───── Working data ─────
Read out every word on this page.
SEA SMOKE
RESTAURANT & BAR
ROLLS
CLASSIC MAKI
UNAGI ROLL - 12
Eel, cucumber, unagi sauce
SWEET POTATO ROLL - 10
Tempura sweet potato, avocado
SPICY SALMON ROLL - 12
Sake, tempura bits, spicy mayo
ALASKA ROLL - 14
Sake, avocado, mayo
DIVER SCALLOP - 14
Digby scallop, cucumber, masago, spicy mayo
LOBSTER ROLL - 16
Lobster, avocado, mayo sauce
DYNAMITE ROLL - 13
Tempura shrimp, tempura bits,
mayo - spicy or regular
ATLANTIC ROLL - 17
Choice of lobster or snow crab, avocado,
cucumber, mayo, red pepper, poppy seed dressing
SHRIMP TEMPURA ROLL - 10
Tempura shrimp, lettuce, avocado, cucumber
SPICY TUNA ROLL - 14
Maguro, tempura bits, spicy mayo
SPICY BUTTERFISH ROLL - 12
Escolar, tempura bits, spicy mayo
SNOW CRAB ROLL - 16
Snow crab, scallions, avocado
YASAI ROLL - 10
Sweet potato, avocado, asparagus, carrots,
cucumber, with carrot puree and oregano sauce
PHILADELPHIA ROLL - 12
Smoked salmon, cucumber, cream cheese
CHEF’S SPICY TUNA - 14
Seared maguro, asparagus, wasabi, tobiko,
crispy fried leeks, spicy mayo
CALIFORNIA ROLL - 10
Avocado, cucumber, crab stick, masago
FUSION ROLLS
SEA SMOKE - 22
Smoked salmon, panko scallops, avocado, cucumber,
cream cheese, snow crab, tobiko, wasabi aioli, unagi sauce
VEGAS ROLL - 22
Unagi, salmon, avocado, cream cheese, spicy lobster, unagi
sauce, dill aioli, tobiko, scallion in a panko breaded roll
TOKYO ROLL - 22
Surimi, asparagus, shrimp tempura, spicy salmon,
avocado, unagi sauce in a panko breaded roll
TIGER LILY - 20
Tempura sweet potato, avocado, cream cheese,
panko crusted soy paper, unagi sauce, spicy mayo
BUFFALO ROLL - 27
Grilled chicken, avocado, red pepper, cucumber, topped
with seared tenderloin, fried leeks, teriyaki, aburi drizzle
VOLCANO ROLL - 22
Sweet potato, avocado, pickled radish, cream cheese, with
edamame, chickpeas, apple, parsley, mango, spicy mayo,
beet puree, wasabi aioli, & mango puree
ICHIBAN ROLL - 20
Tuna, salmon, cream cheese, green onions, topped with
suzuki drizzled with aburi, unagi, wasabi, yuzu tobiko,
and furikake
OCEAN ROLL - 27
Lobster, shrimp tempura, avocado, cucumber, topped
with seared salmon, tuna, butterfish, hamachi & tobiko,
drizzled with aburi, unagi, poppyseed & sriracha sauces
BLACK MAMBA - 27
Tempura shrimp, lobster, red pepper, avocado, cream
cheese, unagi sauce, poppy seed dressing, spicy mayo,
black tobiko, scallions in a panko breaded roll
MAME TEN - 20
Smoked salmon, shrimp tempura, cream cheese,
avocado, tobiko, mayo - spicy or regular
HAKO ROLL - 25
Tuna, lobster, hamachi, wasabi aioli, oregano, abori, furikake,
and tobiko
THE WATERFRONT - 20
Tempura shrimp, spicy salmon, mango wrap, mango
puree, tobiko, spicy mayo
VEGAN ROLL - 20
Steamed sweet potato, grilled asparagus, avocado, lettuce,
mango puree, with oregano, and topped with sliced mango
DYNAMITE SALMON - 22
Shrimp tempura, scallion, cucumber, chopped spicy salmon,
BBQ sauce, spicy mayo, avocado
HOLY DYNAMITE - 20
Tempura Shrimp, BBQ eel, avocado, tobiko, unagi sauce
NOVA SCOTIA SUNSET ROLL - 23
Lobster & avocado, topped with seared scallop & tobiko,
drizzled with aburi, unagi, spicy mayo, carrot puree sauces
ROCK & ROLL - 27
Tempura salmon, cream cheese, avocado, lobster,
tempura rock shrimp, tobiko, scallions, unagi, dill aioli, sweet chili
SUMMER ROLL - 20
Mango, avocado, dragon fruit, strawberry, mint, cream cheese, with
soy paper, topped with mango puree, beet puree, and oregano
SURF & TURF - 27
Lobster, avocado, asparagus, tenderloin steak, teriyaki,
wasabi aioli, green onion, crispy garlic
─────
Check each line of the records for "leeks" and copy the ones that contain it.

▶ [Answer to this problem]:
crispy fried leeks, spicy mayo
with seared tenderloin, fried leeks, teriyaki, aburi drizzle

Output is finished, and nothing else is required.